§ What you will do:
Gather all lines containing the string "Freq" and copy them out.

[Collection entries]

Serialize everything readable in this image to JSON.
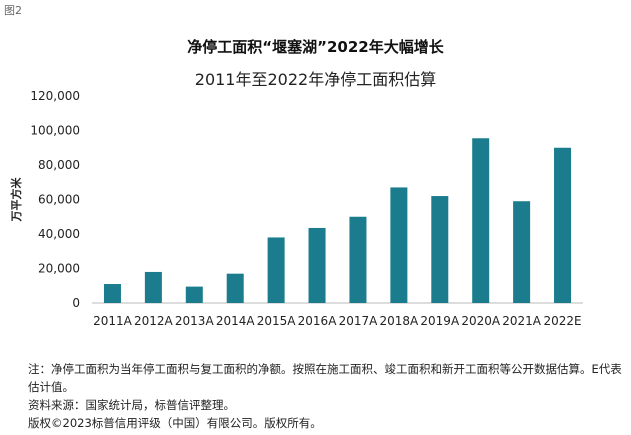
{
  "figure_label": "图2",
  "colors": {
    "bar": "#1a7c8c",
    "axis": "#bbbbbb",
    "text": "#222222"
  },
  "chart_data": {
    "type": "bar",
    "title": "净停工面积“堰塞湖”2022年大幅增长",
    "subtitle": "2011年至2022年净停工面积估算",
    "xlabel": "",
    "ylabel": "万平方米",
    "categories": [
      "2011A",
      "2012A",
      "2013A",
      "2014A",
      "2015A",
      "2016A",
      "2017A",
      "2018A",
      "2019A",
      "2020A",
      "2021A",
      "2022E"
    ],
    "values": [
      11000,
      18000,
      9500,
      17000,
      38000,
      43500,
      50000,
      67000,
      62000,
      95500,
      59000,
      90000
    ],
    "ylim": [
      0,
      120000
    ],
    "yticks": [
      0,
      20000,
      40000,
      60000,
      80000,
      100000,
      120000
    ],
    "ytick_labels": [
      "0",
      "20,000",
      "40,000",
      "60,000",
      "80,000",
      "100,000",
      "120,000"
    ],
    "grid": false,
    "legend": "none"
  },
  "notes": {
    "note": "注：净停工面积为当年停工面积与复工面积的净额。按照在施工面积、竣工面积和新开工面积等公开数据估算。E代表估计值。",
    "source": "资料来源：国家统计局，标普信评整理。",
    "copyright": "版权©2023标普信用评级（中国）有限公司。版权所有。"
  }
}
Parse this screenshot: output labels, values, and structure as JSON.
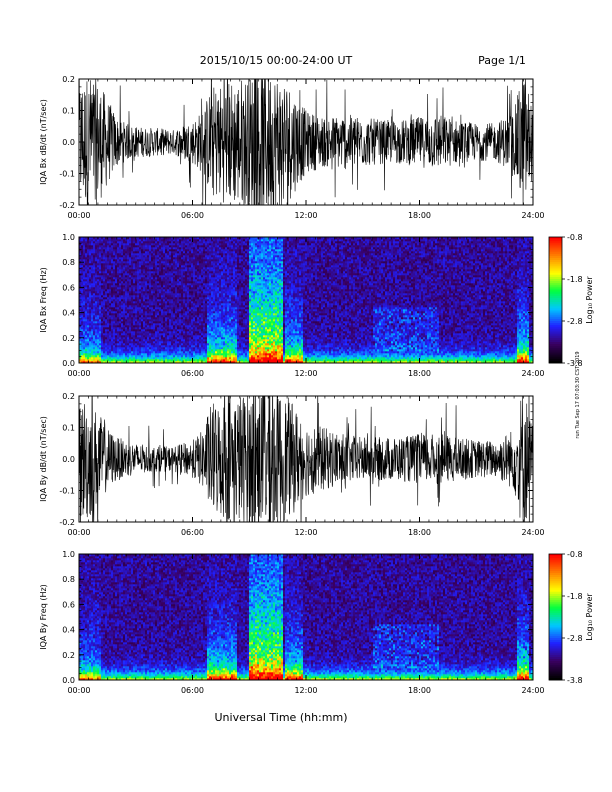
{
  "header": {
    "title": "2015/10/15   00:00-24:00 UT",
    "page": "Page 1/1"
  },
  "side_note": "run Tue Sep 17 07:03:30 CST 2019",
  "xaxis": {
    "label": "Universal Time (hh:mm)",
    "ticks": [
      "00:00",
      "06:00",
      "12:00",
      "18:00",
      "24:00"
    ],
    "range_hours": [
      0,
      24
    ]
  },
  "colorbar": {
    "label": "Log₁₀ Power",
    "ticks": [
      "-0.8",
      "-1.8",
      "-2.8",
      "-3.8"
    ],
    "range": [
      -3.8,
      -0.8
    ],
    "colors": [
      "#000000",
      "#3a0060",
      "#2020ff",
      "#00c8ff",
      "#00ff40",
      "#ffff00",
      "#ff8000",
      "#ff0000"
    ]
  },
  "chart_data": [
    {
      "type": "line",
      "ylabel": "IQA Bx dB/dt (nT/sec)",
      "ylim": [
        -0.2,
        0.2
      ],
      "yticks": [
        "-0.2",
        "-0.1",
        "0.0",
        "0.1",
        "0.2"
      ],
      "activity_profile": {
        "hours": [
          0,
          0.5,
          1,
          1.5,
          2,
          2.5,
          3,
          4,
          5,
          6,
          6.5,
          7,
          8,
          9,
          10,
          11,
          12,
          13,
          14,
          15,
          16,
          17,
          18,
          19,
          20,
          21,
          22,
          23,
          23.5,
          24
        ],
        "amplitude": [
          0.2,
          0.22,
          0.2,
          0.14,
          0.08,
          0.06,
          0.05,
          0.045,
          0.04,
          0.07,
          0.1,
          0.18,
          0.2,
          0.22,
          0.25,
          0.2,
          0.1,
          0.08,
          0.09,
          0.08,
          0.07,
          0.07,
          0.08,
          0.09,
          0.07,
          0.06,
          0.06,
          0.1,
          0.25,
          0.1
        ]
      }
    },
    {
      "type": "heatmap",
      "ylabel": "IQA Bx Freq (Hz)",
      "ylim": [
        0.0,
        1.0
      ],
      "yticks": [
        "0.0",
        "0.2",
        "0.4",
        "0.6",
        "0.8",
        "1.0"
      ],
      "value_range": [
        -3.8,
        -0.8
      ]
    },
    {
      "type": "line",
      "ylabel": "IQA By dB/dt (nT/sec)",
      "ylim": [
        -0.2,
        0.2
      ],
      "yticks": [
        "-0.2",
        "-0.1",
        "0.0",
        "0.1",
        "0.2"
      ],
      "activity_profile": {
        "hours": [
          0,
          0.5,
          1,
          1.5,
          2,
          2.5,
          3,
          4,
          5,
          6,
          6.5,
          7,
          8,
          9,
          10,
          11,
          12,
          13,
          14,
          15,
          16,
          17,
          18,
          19,
          20,
          21,
          22,
          23,
          23.5,
          24
        ],
        "amplitude": [
          0.2,
          0.2,
          0.15,
          0.1,
          0.07,
          0.06,
          0.05,
          0.04,
          0.04,
          0.06,
          0.09,
          0.18,
          0.2,
          0.22,
          0.24,
          0.2,
          0.12,
          0.1,
          0.08,
          0.07,
          0.07,
          0.07,
          0.08,
          0.08,
          0.07,
          0.06,
          0.06,
          0.1,
          0.25,
          0.1
        ]
      }
    },
    {
      "type": "heatmap",
      "ylabel": "IQA By Freq (Hz)",
      "ylim": [
        0.0,
        1.0
      ],
      "yticks": [
        "0.0",
        "0.2",
        "0.4",
        "0.6",
        "0.8",
        "1.0"
      ],
      "value_range": [
        -3.8,
        -0.8
      ]
    }
  ]
}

§ Output of the exercise:
      "ylabel": "IQA Bx Freq (Hz)",
      "ylabel": "IQA By Freq (Hz)",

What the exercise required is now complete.